* The records:
____________

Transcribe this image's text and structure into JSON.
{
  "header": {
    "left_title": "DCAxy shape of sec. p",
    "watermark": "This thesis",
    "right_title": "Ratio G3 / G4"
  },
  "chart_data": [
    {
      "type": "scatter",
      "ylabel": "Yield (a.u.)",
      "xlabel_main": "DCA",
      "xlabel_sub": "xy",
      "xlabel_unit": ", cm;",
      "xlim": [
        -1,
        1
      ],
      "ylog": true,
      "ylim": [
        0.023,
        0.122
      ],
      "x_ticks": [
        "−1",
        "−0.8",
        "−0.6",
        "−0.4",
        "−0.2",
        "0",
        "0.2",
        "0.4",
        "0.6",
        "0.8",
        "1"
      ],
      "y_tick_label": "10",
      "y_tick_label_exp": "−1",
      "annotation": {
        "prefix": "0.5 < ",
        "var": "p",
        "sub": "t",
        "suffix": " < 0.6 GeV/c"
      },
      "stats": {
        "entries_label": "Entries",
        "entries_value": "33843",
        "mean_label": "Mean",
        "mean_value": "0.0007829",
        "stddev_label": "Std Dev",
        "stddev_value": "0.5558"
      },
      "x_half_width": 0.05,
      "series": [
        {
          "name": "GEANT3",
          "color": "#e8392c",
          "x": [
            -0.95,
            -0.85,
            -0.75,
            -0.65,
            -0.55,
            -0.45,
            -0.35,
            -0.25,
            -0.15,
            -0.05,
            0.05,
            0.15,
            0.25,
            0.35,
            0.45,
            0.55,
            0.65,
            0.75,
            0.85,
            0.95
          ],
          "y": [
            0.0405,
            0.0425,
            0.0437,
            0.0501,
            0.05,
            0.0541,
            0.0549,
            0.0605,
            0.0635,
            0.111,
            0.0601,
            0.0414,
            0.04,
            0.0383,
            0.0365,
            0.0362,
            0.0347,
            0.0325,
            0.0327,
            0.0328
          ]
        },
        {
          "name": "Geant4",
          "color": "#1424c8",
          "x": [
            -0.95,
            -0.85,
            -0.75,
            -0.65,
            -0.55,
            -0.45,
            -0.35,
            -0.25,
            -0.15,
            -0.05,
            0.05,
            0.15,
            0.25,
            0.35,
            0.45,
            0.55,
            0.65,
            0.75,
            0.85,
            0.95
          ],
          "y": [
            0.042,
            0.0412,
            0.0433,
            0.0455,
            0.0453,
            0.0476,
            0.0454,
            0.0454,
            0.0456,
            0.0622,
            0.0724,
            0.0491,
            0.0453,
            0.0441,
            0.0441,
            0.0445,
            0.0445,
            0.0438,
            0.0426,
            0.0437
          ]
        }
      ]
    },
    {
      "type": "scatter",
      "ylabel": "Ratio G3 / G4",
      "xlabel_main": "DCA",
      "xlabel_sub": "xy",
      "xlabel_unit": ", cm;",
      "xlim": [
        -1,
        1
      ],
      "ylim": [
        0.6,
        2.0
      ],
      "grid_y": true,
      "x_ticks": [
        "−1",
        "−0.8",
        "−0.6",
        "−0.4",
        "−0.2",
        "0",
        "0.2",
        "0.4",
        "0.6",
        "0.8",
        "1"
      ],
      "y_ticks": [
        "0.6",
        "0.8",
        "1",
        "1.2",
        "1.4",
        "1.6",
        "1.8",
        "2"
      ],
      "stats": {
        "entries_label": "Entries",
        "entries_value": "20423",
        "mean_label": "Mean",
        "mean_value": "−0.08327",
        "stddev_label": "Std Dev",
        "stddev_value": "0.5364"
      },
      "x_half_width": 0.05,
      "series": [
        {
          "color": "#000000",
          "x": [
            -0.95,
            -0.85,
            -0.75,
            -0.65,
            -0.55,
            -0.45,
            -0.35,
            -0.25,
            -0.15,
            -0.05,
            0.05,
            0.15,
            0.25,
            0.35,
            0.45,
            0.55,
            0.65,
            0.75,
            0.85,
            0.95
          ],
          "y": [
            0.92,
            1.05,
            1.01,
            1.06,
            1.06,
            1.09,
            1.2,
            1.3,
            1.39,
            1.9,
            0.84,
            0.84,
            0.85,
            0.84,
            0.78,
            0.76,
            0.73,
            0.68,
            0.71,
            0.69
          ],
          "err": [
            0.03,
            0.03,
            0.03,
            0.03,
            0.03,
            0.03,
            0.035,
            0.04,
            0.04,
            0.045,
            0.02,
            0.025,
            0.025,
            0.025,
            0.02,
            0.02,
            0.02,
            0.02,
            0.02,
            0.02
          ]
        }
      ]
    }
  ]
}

____________

* Aim of the exercise: Scan the listing above for the word "color" and show each line where it is found.

* Complete answer:
          "color": "#e8392c",
          "color": "#1424c8",
          "color": "#000000",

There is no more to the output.